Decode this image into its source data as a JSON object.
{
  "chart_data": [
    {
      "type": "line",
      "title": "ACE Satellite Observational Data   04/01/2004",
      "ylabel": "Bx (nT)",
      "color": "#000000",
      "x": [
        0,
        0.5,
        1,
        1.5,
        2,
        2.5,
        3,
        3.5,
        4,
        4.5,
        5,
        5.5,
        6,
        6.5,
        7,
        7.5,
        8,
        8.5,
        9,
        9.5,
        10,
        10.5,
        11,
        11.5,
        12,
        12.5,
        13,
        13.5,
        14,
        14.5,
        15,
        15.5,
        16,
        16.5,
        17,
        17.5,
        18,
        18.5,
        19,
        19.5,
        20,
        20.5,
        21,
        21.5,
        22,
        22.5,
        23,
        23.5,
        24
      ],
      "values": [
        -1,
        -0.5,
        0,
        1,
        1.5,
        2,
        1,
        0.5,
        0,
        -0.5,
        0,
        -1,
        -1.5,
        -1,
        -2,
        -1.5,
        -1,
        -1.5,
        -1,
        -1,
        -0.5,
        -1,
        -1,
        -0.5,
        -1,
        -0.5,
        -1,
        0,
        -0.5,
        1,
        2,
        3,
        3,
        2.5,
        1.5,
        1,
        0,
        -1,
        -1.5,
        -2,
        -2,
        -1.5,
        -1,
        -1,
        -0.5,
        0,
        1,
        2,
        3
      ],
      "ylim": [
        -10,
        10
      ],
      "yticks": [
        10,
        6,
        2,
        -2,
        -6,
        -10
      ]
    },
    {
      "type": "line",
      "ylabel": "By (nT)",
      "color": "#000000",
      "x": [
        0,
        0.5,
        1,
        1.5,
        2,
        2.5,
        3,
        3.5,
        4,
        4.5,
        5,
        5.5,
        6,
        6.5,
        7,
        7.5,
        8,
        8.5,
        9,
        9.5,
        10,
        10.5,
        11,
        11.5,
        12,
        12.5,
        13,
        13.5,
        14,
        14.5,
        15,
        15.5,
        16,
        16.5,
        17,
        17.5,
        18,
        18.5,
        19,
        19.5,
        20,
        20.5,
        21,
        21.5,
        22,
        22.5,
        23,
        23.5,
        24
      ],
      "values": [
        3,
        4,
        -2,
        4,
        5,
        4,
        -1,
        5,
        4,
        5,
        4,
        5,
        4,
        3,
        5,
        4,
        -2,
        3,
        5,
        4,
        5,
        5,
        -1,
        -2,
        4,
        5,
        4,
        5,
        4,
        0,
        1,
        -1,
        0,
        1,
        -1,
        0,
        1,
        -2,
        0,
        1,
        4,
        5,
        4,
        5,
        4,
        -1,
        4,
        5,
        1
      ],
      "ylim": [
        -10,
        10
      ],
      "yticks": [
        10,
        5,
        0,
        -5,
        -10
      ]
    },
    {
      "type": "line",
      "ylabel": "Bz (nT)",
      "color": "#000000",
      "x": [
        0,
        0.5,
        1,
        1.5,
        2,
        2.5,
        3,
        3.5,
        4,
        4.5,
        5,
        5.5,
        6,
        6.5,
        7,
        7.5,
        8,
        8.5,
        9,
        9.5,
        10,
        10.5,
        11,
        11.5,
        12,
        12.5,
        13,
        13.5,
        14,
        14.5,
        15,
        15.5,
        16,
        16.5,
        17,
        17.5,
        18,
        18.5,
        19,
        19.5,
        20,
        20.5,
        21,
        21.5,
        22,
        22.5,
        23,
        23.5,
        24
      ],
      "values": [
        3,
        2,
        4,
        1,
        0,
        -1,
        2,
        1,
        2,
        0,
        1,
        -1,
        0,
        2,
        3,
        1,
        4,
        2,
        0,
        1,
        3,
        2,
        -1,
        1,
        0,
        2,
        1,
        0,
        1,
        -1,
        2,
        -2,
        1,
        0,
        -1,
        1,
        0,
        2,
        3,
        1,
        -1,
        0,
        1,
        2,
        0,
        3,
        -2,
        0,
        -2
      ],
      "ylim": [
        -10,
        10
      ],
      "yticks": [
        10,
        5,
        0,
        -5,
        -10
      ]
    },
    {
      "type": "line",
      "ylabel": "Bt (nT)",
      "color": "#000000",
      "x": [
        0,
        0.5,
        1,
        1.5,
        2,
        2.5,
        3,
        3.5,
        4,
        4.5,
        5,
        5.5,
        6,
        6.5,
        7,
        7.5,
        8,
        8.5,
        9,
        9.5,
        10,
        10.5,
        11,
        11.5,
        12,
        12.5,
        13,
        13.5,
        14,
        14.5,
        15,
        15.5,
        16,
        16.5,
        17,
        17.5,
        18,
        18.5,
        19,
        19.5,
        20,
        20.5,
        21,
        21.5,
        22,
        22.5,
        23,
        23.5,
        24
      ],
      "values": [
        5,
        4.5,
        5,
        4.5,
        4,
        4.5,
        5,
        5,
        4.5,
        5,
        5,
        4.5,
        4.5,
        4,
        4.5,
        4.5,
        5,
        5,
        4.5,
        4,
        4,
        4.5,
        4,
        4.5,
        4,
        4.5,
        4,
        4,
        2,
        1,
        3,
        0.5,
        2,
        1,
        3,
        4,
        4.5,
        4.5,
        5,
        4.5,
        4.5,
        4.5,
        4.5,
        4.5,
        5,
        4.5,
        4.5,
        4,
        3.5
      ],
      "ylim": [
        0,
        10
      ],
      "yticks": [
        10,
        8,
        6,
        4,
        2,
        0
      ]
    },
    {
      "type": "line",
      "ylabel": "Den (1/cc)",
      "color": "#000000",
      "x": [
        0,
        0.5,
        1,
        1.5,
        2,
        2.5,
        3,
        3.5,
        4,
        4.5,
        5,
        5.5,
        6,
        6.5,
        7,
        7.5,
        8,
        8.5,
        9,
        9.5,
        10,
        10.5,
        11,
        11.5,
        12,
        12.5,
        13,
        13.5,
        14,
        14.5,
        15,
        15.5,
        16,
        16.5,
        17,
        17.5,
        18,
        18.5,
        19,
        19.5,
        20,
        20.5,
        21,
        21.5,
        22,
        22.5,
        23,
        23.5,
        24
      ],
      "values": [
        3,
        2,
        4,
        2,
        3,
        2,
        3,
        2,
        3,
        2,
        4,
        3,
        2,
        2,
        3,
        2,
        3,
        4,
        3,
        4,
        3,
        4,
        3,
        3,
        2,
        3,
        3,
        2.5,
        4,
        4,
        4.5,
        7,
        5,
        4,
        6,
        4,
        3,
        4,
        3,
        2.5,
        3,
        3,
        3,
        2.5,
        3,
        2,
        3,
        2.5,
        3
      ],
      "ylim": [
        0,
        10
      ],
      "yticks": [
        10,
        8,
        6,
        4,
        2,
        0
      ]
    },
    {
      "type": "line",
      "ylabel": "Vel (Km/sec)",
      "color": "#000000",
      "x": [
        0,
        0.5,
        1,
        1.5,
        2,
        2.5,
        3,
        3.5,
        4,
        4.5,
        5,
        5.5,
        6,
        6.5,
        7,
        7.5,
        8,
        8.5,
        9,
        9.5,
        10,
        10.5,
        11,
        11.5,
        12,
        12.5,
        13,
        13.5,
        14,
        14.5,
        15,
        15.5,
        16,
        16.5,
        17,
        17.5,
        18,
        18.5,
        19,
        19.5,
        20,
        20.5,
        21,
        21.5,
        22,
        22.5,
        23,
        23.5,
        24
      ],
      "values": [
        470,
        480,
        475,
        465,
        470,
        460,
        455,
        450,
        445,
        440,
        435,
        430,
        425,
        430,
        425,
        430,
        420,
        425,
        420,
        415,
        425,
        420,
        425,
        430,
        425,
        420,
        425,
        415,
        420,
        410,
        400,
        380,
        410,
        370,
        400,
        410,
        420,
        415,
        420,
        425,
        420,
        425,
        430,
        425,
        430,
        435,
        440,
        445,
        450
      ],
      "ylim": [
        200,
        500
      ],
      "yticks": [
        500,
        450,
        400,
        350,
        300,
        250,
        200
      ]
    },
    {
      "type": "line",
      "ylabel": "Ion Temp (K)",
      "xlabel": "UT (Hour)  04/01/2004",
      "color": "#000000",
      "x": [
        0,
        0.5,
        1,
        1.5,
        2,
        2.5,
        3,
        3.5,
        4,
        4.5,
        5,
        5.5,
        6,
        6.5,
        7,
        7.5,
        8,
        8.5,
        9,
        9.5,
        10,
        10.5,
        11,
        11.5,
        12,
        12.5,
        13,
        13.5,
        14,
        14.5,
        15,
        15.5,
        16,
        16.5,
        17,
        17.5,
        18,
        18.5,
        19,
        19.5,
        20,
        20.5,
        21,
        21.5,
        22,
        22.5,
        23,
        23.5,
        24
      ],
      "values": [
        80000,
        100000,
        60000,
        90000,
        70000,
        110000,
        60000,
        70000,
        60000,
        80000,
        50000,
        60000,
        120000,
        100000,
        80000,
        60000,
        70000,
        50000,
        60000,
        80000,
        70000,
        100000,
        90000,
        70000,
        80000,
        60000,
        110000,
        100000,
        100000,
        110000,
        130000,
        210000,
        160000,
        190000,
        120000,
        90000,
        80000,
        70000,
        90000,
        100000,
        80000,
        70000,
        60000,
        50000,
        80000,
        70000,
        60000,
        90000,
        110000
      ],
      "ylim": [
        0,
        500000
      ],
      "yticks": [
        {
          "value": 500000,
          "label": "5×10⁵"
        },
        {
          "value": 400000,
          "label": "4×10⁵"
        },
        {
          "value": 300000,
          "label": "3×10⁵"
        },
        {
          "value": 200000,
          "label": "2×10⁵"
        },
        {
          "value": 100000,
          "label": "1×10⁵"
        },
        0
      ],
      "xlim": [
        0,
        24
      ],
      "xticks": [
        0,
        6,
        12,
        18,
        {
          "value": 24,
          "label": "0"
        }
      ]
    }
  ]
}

_ _ _

### EXERCISE INSTRUCTIONS
From the data above, copy each line that holds "ylabel".

### THE SOLUTION
      "ylabel": "Bx (nT)",
      "ylabel": "By (nT)",
      "ylabel": "Bz (nT)",
      "ylabel": "Bt (nT)",
      "ylabel": "Den (1/cc)",
      "ylabel": "Vel (Km/sec)",
      "ylabel": "Ion Temp (K)",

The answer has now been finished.